═══ Source records

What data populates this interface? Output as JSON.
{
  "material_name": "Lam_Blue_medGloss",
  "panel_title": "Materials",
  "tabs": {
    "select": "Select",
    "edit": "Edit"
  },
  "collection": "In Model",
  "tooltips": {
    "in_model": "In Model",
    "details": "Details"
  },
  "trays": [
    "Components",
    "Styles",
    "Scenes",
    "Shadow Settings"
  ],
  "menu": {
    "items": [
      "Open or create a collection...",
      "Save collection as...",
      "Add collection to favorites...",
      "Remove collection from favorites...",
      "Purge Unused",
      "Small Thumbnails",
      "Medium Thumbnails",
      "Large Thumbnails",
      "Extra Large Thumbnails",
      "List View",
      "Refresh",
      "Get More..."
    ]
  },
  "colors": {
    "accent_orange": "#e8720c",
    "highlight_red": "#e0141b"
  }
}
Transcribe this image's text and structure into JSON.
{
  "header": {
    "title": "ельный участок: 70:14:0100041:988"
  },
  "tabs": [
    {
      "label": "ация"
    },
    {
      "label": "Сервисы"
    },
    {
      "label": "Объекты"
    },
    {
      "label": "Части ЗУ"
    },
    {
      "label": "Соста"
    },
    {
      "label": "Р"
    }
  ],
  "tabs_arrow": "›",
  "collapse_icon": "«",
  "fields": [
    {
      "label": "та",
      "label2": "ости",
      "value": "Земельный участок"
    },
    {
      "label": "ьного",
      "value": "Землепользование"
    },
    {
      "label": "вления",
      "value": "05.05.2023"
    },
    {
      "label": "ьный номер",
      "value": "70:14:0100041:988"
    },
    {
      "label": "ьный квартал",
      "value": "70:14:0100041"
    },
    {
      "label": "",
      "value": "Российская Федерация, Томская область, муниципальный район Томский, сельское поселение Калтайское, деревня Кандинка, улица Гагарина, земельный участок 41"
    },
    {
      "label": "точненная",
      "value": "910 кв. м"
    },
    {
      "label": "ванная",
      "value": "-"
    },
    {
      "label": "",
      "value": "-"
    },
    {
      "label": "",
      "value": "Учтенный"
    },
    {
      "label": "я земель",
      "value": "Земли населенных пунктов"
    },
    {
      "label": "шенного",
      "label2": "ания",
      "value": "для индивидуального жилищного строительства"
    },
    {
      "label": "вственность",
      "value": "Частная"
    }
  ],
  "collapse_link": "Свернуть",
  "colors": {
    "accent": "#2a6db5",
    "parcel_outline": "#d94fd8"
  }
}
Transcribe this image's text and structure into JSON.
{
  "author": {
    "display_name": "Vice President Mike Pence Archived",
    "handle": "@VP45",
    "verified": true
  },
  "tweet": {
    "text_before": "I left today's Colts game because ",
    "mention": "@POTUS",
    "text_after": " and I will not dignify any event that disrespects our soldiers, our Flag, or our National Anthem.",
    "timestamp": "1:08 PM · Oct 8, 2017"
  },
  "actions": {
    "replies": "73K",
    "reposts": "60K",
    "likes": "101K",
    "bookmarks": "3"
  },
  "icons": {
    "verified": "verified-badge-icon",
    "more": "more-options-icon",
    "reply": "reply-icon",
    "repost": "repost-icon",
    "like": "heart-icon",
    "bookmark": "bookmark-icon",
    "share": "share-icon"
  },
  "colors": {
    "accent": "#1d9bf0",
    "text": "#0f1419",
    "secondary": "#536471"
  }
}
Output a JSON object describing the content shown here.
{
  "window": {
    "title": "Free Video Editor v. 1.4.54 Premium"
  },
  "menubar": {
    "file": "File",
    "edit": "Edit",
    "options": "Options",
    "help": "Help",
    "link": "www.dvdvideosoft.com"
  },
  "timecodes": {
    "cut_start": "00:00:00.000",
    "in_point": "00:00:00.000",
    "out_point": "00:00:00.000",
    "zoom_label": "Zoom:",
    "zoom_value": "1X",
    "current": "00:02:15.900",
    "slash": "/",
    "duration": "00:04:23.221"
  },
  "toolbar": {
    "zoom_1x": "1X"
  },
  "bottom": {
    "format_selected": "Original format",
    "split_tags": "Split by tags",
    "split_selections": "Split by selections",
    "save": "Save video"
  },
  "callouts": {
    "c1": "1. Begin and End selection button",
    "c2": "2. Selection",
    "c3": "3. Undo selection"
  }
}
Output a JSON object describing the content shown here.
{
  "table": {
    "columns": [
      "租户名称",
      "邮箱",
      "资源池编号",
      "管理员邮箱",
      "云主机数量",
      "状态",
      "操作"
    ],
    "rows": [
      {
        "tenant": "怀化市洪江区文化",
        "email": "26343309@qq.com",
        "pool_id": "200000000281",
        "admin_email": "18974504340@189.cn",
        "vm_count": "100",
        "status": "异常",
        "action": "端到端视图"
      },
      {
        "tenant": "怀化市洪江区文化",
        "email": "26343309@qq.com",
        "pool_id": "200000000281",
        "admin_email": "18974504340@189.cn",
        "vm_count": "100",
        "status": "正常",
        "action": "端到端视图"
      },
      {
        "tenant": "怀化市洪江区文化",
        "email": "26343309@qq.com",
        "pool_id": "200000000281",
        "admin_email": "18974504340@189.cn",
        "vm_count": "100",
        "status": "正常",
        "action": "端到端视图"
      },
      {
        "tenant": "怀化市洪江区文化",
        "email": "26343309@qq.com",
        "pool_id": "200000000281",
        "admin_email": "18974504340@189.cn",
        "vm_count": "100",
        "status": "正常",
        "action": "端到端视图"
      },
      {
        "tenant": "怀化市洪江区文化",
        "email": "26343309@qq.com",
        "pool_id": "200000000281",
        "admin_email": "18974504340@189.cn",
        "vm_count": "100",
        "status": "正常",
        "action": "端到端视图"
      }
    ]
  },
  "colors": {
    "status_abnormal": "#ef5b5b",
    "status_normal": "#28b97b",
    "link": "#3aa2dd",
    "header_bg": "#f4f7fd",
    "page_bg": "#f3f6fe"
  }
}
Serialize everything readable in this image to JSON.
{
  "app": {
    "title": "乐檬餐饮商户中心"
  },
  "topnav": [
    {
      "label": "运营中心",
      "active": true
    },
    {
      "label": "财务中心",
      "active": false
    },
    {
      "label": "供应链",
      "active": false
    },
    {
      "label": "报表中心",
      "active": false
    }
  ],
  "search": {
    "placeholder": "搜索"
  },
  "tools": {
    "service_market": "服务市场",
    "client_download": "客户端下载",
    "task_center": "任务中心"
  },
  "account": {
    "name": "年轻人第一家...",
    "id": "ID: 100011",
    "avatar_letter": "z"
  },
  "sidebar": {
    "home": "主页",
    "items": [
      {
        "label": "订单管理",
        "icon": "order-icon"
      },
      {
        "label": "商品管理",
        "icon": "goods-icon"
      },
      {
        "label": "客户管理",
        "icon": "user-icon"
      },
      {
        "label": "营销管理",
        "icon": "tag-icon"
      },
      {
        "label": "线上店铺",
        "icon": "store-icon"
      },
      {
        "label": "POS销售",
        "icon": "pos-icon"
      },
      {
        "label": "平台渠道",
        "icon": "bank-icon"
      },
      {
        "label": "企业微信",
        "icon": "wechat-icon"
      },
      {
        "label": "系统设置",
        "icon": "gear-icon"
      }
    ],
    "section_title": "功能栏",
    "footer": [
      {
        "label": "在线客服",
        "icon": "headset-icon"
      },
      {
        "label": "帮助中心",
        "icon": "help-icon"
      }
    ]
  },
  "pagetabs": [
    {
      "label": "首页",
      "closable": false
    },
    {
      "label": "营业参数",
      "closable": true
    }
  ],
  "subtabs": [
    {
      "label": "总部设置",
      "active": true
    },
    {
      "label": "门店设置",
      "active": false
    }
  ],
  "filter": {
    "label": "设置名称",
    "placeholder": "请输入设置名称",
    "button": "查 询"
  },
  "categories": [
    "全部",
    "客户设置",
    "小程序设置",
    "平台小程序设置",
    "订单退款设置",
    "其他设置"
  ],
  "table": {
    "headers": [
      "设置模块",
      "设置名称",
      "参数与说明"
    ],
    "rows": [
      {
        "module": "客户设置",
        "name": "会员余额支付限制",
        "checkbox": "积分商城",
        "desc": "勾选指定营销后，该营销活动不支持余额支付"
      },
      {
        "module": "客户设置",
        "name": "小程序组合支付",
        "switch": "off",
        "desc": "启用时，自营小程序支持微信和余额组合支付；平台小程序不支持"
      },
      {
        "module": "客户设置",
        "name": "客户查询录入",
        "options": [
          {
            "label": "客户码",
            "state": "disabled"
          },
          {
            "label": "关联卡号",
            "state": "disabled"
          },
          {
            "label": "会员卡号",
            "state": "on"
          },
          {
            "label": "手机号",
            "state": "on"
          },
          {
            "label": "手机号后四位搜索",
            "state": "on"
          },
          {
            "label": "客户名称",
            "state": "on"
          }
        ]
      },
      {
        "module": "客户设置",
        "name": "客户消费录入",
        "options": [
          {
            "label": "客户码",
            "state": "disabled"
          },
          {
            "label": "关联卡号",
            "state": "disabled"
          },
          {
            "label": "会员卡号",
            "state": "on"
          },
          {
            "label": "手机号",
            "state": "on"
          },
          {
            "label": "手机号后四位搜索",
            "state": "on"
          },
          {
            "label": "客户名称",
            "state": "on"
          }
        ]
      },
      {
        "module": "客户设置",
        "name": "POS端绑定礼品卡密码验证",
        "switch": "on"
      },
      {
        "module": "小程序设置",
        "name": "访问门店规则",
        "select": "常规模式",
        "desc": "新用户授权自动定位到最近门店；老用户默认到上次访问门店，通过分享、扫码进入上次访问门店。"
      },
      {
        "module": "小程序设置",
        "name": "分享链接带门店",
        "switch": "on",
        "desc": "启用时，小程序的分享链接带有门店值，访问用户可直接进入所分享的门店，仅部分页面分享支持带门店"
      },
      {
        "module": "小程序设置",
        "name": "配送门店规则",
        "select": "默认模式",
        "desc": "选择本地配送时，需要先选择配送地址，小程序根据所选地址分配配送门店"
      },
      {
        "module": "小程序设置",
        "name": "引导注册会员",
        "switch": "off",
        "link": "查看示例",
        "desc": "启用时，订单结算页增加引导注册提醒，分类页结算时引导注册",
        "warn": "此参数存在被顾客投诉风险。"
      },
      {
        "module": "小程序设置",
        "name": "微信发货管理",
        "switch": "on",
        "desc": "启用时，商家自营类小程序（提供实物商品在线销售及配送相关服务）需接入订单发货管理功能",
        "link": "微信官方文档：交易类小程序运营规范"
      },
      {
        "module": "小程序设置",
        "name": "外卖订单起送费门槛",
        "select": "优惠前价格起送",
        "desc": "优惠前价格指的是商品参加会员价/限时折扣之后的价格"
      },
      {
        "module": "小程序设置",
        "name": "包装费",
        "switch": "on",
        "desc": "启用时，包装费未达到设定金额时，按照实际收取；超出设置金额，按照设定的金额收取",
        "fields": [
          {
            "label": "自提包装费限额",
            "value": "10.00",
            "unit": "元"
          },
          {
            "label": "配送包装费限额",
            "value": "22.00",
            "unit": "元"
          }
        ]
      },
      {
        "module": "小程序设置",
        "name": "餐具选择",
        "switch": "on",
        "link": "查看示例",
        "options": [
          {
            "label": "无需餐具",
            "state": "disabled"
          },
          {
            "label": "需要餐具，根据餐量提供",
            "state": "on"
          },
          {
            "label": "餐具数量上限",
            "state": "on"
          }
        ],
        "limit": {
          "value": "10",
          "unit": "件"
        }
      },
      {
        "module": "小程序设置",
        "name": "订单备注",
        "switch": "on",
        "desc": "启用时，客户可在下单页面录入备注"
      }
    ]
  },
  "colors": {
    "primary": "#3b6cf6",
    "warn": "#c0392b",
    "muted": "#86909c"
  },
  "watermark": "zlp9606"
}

══════

Written request =>
Identify the lines of the data that contain the word "Thumbnails". Copy each of them.

Solution to this task =>
      "Small Thumbnails",
      "Medium Thumbnails",
      "Large Thumbnails",
      "Extra Large Thumbnails",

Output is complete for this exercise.